* WHAT NEEDS TO BE DONE
Make an exact copy of all the entries, with the pictures left out.

[Dataset excerpts]

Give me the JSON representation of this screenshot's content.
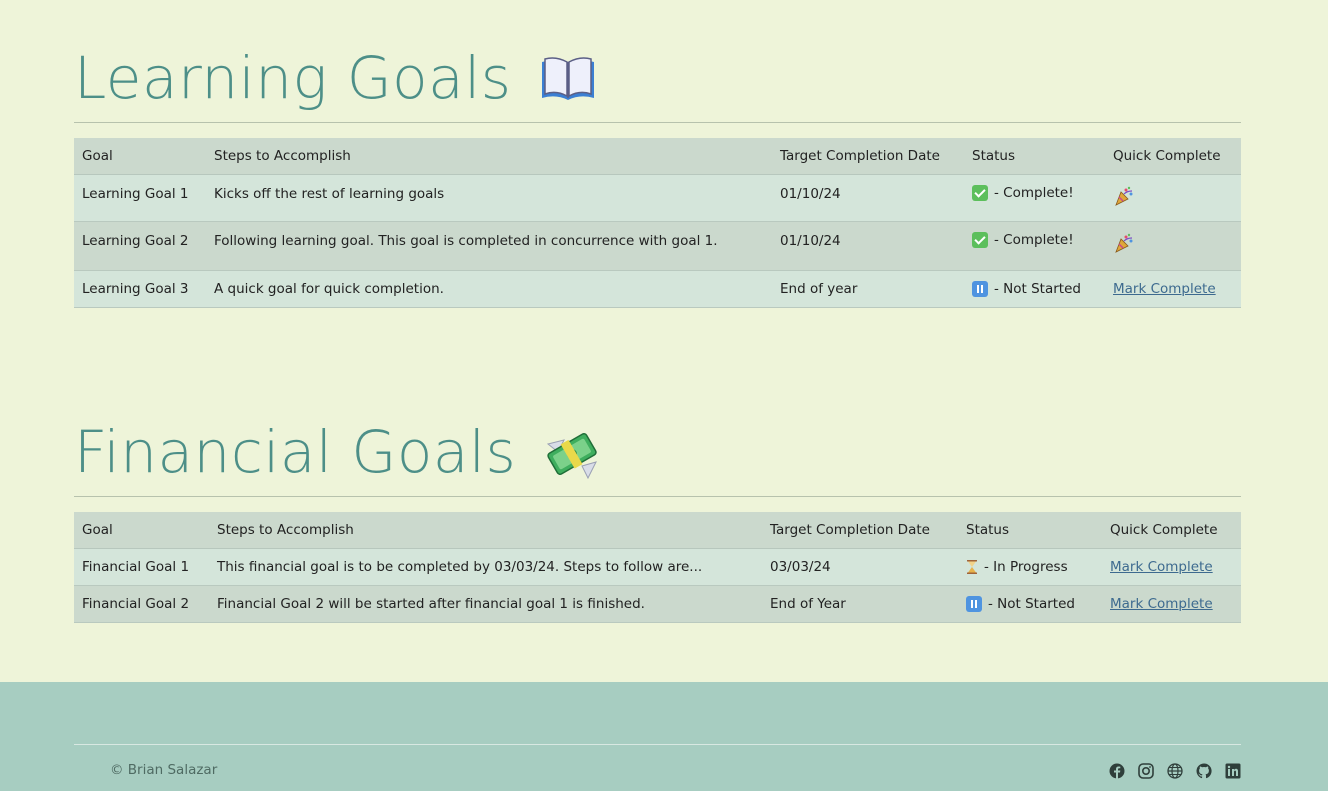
{
  "learning": {
    "title": "Learning Goals",
    "headers": [
      "Goal",
      "Steps to Accomplish",
      "Target Completion Date",
      "Status",
      "Quick Complete"
    ],
    "rows": [
      {
        "goal": "Learning Goal 1",
        "steps": "Kicks off the rest of learning goals",
        "date": "01/10/24",
        "status": "- Complete!",
        "status_icon": "check-icon",
        "quick": "party-popper-icon"
      },
      {
        "goal": "Learning Goal 2",
        "steps": "Following learning goal. This goal is completed in concurrence with goal 1.",
        "date": "01/10/24",
        "status": "- Complete!",
        "status_icon": "check-icon",
        "quick": "party-popper-icon"
      },
      {
        "goal": "Learning Goal 3",
        "steps": "A quick goal for quick completion.",
        "date": "End of year",
        "status": "- Not Started",
        "status_icon": "pause-icon",
        "quick": "Mark Complete"
      }
    ]
  },
  "financial": {
    "title": "Financial Goals",
    "headers": [
      "Goal",
      "Steps to Accomplish",
      "Target Completion Date",
      "Status",
      "Quick Complete"
    ],
    "rows": [
      {
        "goal": "Financial Goal 1",
        "steps": "This financial goal is to be completed by 03/03/24. Steps to follow are...",
        "date": "03/03/24",
        "status": "- In Progress",
        "status_icon": "hourglass-icon",
        "quick": "Mark Complete"
      },
      {
        "goal": "Financial Goal 2",
        "steps": "Financial Goal 2 will be started after financial goal 1 is finished.",
        "date": "End of Year",
        "status": "- Not Started",
        "status_icon": "pause-icon",
        "quick": "Mark Complete"
      }
    ]
  },
  "footer": {
    "copyright": "© Brian Salazar",
    "socials": [
      "facebook-icon",
      "instagram-icon",
      "globe-icon",
      "github-icon",
      "linkedin-icon"
    ]
  },
  "colors": {
    "background": "#eef4d9",
    "title": "#4d8f88",
    "footer": "#a7cdc1",
    "link": "#3d6a8f"
  }
}
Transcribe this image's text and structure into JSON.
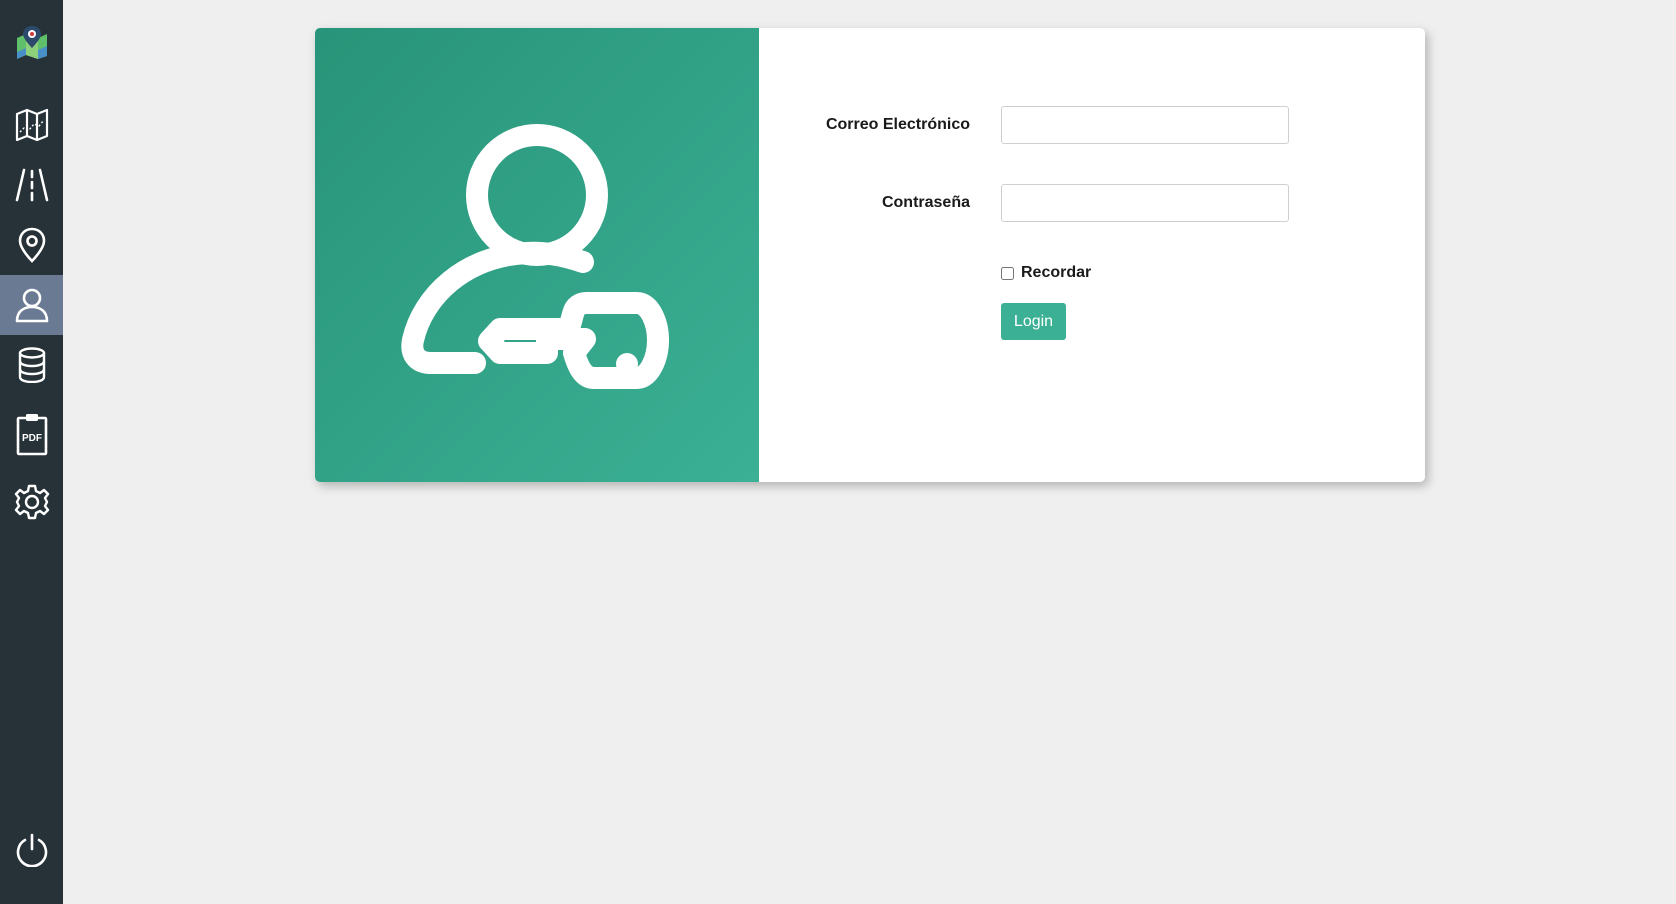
{
  "sidebar": {
    "items": [
      {
        "name": "app-logo",
        "icon": "map-pin-logo-icon"
      },
      {
        "name": "map",
        "icon": "map-icon"
      },
      {
        "name": "roads",
        "icon": "road-icon"
      },
      {
        "name": "locations",
        "icon": "location-pin-icon"
      },
      {
        "name": "users",
        "icon": "user-icon",
        "active": true
      },
      {
        "name": "database",
        "icon": "database-icon"
      },
      {
        "name": "pdf-reports",
        "icon": "pdf-clipboard-icon",
        "text": "PDF"
      },
      {
        "name": "settings",
        "icon": "gear-icon"
      },
      {
        "name": "power",
        "icon": "power-icon"
      }
    ],
    "active_color": "#6b7a93",
    "background": "#263238"
  },
  "login": {
    "illustration_icon": "user-key-icon",
    "email_label": "Correo Electrónico",
    "email_value": "",
    "password_label": "Contraseña",
    "password_value": "",
    "remember_label": "Recordar",
    "remember_checked": false,
    "login_button": "Login",
    "accent_color": "#3bb094"
  }
}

* TASK SOLUTION
Give me the JSON representation of this screenshot's content.
{
  "learning": {
    "title": "Learning Goals",
    "headers": [
      "Goal",
      "Steps to Accomplish",
      "Target Completion Date",
      "Status",
      "Quick Complete"
    ],
    "rows": [
      {
        "goal": "Learning Goal 1",
        "steps": "Kicks off the rest of learning goals",
        "date": "01/10/24",
        "status": "- Complete!",
        "status_icon": "check-icon",
        "quick": "party-popper-icon"
      },
      {
        "goal": "Learning Goal 2",
        "steps": "Following learning goal. This goal is completed in concurrence with goal 1.",
        "date": "01/10/24",
        "status": "- Complete!",
        "status_icon": "check-icon",
        "quick": "party-popper-icon"
      },
      {
        "goal": "Learning Goal 3",
        "steps": "A quick goal for quick completion.",
        "date": "End of year",
        "status": "- Not Started",
        "status_icon": "pause-icon",
        "quick": "Mark Complete"
      }
    ]
  },
  "financial": {
    "title": "Financial Goals",
    "headers": [
      "Goal",
      "Steps to Accomplish",
      "Target Completion Date",
      "Status",
      "Quick Complete"
    ],
    "rows": [
      {
        "goal": "Financial Goal 1",
        "steps": "This financial goal is to be completed by 03/03/24. Steps to follow are...",
        "date": "03/03/24",
        "status": "- In Progress",
        "status_icon": "hourglass-icon",
        "quick": "Mark Complete"
      },
      {
        "goal": "Financial Goal 2",
        "steps": "Financial Goal 2 will be started after financial goal 1 is finished.",
        "date": "End of Year",
        "status": "- Not Started",
        "status_icon": "pause-icon",
        "quick": "Mark Complete"
      }
    ]
  },
  "footer": {
    "copyright": "© Brian Salazar",
    "socials": [
      "facebook-icon",
      "instagram-icon",
      "globe-icon",
      "github-icon",
      "linkedin-icon"
    ]
  },
  "colors": {
    "background": "#eef4d9",
    "title": "#4d8f88",
    "footer": "#a7cdc1",
    "link": "#3d6a8f"
  }
}
Transcribe this image's text and structure into JSON.
{
  "sidebar": {
    "items": [
      {
        "name": "app-logo",
        "icon": "map-pin-logo-icon"
      },
      {
        "name": "map",
        "icon": "map-icon"
      },
      {
        "name": "roads",
        "icon": "road-icon"
      },
      {
        "name": "locations",
        "icon": "location-pin-icon"
      },
      {
        "name": "users",
        "icon": "user-icon",
        "active": true
      },
      {
        "name": "database",
        "icon": "database-icon"
      },
      {
        "name": "pdf-reports",
        "icon": "pdf-clipboard-icon",
        "text": "PDF"
      },
      {
        "name": "settings",
        "icon": "gear-icon"
      },
      {
        "name": "power",
        "icon": "power-icon"
      }
    ],
    "active_color": "#6b7a93",
    "background": "#263238"
  },
  "login": {
    "illustration_icon": "user-key-icon",
    "email_label": "Correo Electrónico",
    "email_value": "",
    "password_label": "Contraseña",
    "password_value": "",
    "remember_label": "Recordar",
    "remember_checked": false,
    "login_button": "Login",
    "accent_color": "#3bb094"
  }
}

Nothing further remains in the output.